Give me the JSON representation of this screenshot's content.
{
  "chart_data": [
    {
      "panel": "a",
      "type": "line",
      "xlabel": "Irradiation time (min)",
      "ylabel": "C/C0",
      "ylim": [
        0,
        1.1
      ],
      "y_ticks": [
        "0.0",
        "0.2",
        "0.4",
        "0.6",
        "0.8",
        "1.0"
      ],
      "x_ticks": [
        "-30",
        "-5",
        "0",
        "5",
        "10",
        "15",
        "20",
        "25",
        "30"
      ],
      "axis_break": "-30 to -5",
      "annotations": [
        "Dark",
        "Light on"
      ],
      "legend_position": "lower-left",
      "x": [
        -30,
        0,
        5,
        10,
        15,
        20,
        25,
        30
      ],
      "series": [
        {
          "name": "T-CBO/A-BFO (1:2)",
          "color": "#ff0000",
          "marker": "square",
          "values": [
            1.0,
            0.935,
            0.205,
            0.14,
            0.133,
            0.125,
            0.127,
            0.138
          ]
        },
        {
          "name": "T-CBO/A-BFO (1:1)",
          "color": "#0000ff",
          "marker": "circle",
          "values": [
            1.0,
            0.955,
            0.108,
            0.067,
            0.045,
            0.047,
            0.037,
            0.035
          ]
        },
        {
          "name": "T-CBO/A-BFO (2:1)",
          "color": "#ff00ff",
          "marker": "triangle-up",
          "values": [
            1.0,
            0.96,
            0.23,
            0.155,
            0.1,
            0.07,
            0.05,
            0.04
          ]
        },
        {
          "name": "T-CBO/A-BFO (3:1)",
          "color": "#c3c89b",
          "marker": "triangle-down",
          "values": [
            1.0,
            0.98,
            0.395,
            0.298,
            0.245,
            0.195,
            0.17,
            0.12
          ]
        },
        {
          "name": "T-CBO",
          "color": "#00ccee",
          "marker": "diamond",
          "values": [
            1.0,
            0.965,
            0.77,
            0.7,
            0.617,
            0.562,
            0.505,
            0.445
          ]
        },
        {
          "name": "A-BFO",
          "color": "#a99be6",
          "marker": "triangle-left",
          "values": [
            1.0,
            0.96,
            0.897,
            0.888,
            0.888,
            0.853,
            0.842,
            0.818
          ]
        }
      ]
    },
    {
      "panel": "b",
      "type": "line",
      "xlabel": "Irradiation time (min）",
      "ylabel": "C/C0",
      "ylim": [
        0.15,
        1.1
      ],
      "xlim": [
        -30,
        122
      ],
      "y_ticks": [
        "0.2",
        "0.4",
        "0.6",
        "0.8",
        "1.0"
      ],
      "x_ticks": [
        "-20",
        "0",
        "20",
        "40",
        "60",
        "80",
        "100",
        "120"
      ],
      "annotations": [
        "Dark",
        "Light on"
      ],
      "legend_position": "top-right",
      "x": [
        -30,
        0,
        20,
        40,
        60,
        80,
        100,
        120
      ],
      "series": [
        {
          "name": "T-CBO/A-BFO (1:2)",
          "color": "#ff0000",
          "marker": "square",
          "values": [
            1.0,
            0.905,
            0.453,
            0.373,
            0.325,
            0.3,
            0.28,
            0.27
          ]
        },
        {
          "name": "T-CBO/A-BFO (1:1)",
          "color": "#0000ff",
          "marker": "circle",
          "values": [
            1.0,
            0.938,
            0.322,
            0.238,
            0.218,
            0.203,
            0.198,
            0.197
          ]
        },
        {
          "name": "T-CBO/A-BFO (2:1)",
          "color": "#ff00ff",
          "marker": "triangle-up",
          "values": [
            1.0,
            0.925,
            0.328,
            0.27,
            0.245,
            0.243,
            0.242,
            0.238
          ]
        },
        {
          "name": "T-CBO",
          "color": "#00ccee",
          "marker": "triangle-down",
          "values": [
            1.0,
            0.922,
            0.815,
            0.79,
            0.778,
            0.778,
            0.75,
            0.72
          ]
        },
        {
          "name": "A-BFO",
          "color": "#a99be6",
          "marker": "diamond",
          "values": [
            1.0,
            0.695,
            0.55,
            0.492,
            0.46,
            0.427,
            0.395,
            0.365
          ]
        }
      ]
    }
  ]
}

→ Task to carry out
Return the lines above exactly, keeping every word.

→ Task response
Give me the JSON representation of this screenshot's content.
{
  "chart_data": [
    {
      "panel": "a",
      "type": "line",
      "xlabel": "Irradiation time (min)",
      "ylabel": "C/C0",
      "ylim": [
        0,
        1.1
      ],
      "y_ticks": [
        "0.0",
        "0.2",
        "0.4",
        "0.6",
        "0.8",
        "1.0"
      ],
      "x_ticks": [
        "-30",
        "-5",
        "0",
        "5",
        "10",
        "15",
        "20",
        "25",
        "30"
      ],
      "axis_break": "-30 to -5",
      "annotations": [
        "Dark",
        "Light on"
      ],
      "legend_position": "lower-left",
      "x": [
        -30,
        0,
        5,
        10,
        15,
        20,
        25,
        30
      ],
      "series": [
        {
          "name": "T-CBO/A-BFO (1:2)",
          "color": "#ff0000",
          "marker": "square",
          "values": [
            1.0,
            0.935,
            0.205,
            0.14,
            0.133,
            0.125,
            0.127,
            0.138
          ]
        },
        {
          "name": "T-CBO/A-BFO (1:1)",
          "color": "#0000ff",
          "marker": "circle",
          "values": [
            1.0,
            0.955,
            0.108,
            0.067,
            0.045,
            0.047,
            0.037,
            0.035
          ]
        },
        {
          "name": "T-CBO/A-BFO (2:1)",
          "color": "#ff00ff",
          "marker": "triangle-up",
          "values": [
            1.0,
            0.96,
            0.23,
            0.155,
            0.1,
            0.07,
            0.05,
            0.04
          ]
        },
        {
          "name": "T-CBO/A-BFO (3:1)",
          "color": "#c3c89b",
          "marker": "triangle-down",
          "values": [
            1.0,
            0.98,
            0.395,
            0.298,
            0.245,
            0.195,
            0.17,
            0.12
          ]
        },
        {
          "name": "T-CBO",
          "color": "#00ccee",
          "marker": "diamond",
          "values": [
            1.0,
            0.965,
            0.77,
            0.7,
            0.617,
            0.562,
            0.505,
            0.445
          ]
        },
        {
          "name": "A-BFO",
          "color": "#a99be6",
          "marker": "triangle-left",
          "values": [
            1.0,
            0.96,
            0.897,
            0.888,
            0.888,
            0.853,
            0.842,
            0.818
          ]
        }
      ]
    },
    {
      "panel": "b",
      "type": "line",
      "xlabel": "Irradiation time (min）",
      "ylabel": "C/C0",
      "ylim": [
        0.15,
        1.1
      ],
      "xlim": [
        -30,
        122
      ],
      "y_ticks": [
        "0.2",
        "0.4",
        "0.6",
        "0.8",
        "1.0"
      ],
      "x_ticks": [
        "-20",
        "0",
        "20",
        "40",
        "60",
        "80",
        "100",
        "120"
      ],
      "annotations": [
        "Dark",
        "Light on"
      ],
      "legend_position": "top-right",
      "x": [
        -30,
        0,
        20,
        40,
        60,
        80,
        100,
        120
      ],
      "series": [
        {
          "name": "T-CBO/A-BFO (1:2)",
          "color": "#ff0000",
          "marker": "square",
          "values": [
            1.0,
            0.905,
            0.453,
            0.373,
            0.325,
            0.3,
            0.28,
            0.27
          ]
        },
        {
          "name": "T-CBO/A-BFO (1:1)",
          "color": "#0000ff",
          "marker": "circle",
          "values": [
            1.0,
            0.938,
            0.322,
            0.238,
            0.218,
            0.203,
            0.198,
            0.197
          ]
        },
        {
          "name": "T-CBO/A-BFO (2:1)",
          "color": "#ff00ff",
          "marker": "triangle-up",
          "values": [
            1.0,
            0.925,
            0.328,
            0.27,
            0.245,
            0.243,
            0.242,
            0.238
          ]
        },
        {
          "name": "T-CBO",
          "color": "#00ccee",
          "marker": "triangle-down",
          "values": [
            1.0,
            0.922,
            0.815,
            0.79,
            0.778,
            0.778,
            0.75,
            0.72
          ]
        },
        {
          "name": "A-BFO",
          "color": "#a99be6",
          "marker": "diamond",
          "values": [
            1.0,
            0.695,
            0.55,
            0.492,
            0.46,
            0.427,
            0.395,
            0.365
          ]
        }
      ]
    }
  ]
}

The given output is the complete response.